> [Brief] In the material below, find all lines with the string "totalt" and copy them.

> [Data for processing]
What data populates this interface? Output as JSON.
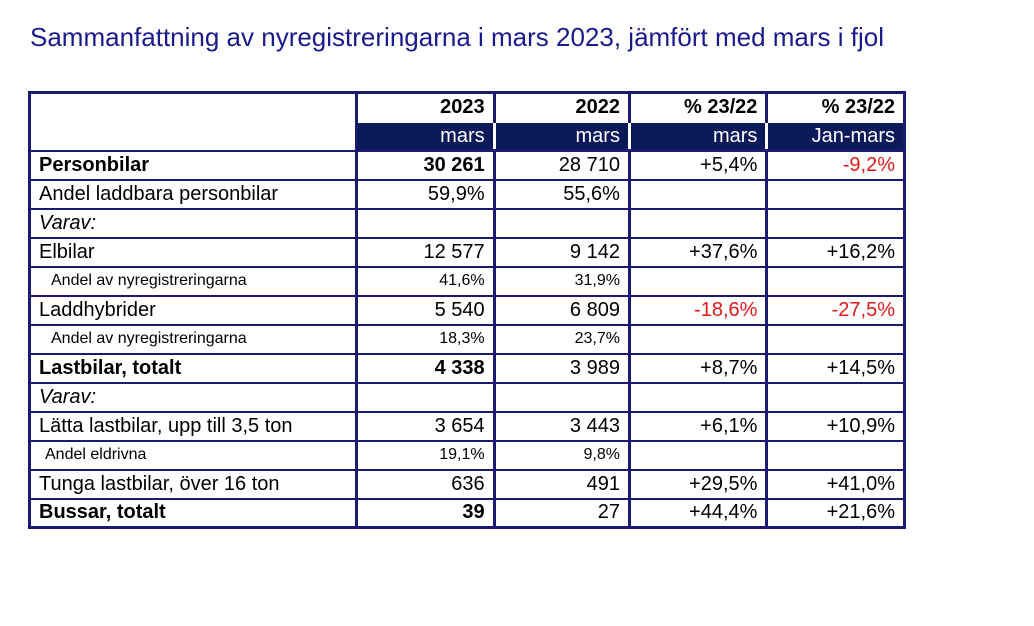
{
  "title": "Sammanfattning av nyregistreringarna i mars 2023, jämfört med mars i fjol",
  "header": {
    "years": [
      "2023",
      "2022",
      "% 23/22",
      "% 23/22"
    ],
    "sub": [
      "mars",
      "mars",
      "mars",
      "Jan-mars"
    ]
  },
  "rows": [
    {
      "label": "Personbilar",
      "v2023": "30 261",
      "v2022": "28 710",
      "pct_mars": "+5,4%",
      "pct_jan": "-9,2%"
    },
    {
      "label": "Andel laddbara personbilar",
      "v2023": "59,9%",
      "v2022": "55,6%",
      "pct_mars": "",
      "pct_jan": ""
    },
    {
      "label": "Varav:",
      "v2023": "",
      "v2022": "",
      "pct_mars": "",
      "pct_jan": ""
    },
    {
      "label": "Elbilar",
      "v2023": "12 577",
      "v2022": "9 142",
      "pct_mars": "+37,6%",
      "pct_jan": "+16,2%"
    },
    {
      "label": "Andel av nyregistreringarna",
      "v2023": "41,6%",
      "v2022": "31,9%",
      "pct_mars": "",
      "pct_jan": ""
    },
    {
      "label": "Laddhybrider",
      "v2023": "5 540",
      "v2022": "6 809",
      "pct_mars": "-18,6%",
      "pct_jan": "-27,5%"
    },
    {
      "label": "Andel av nyregistreringarna",
      "v2023": "18,3%",
      "v2022": "23,7%",
      "pct_mars": "",
      "pct_jan": ""
    },
    {
      "label": "Lastbilar, totalt",
      "v2023": "4 338",
      "v2022": "3 989",
      "pct_mars": "+8,7%",
      "pct_jan": "+14,5%"
    },
    {
      "label": "Varav:",
      "v2023": "",
      "v2022": "",
      "pct_mars": "",
      "pct_jan": ""
    },
    {
      "label": "Lätta lastbilar, upp till 3,5 ton",
      "v2023": "3 654",
      "v2022": "3 443",
      "pct_mars": "+6,1%",
      "pct_jan": "+10,9%"
    },
    {
      "label": "Andel eldrivna",
      "v2023": "19,1%",
      "v2022": "9,8%",
      "pct_mars": "",
      "pct_jan": ""
    },
    {
      "label": "Tunga lastbilar, över 16 ton",
      "v2023": "636",
      "v2022": "491",
      "pct_mars": "+29,5%",
      "pct_jan": "+41,0%"
    },
    {
      "label": "Bussar, totalt",
      "v2023": "39",
      "v2022": "27",
      "pct_mars": "+44,4%",
      "pct_jan": "+21,6%"
    }
  ],
  "colors": {
    "title": "#1a1a8c",
    "border": "#1a1a6e",
    "header_band": "#0d1a5a",
    "negative": "#e21a1a"
  }
}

> [Response]
      "label": "Lastbilar, totalt",
      "label": "Bussar, totalt",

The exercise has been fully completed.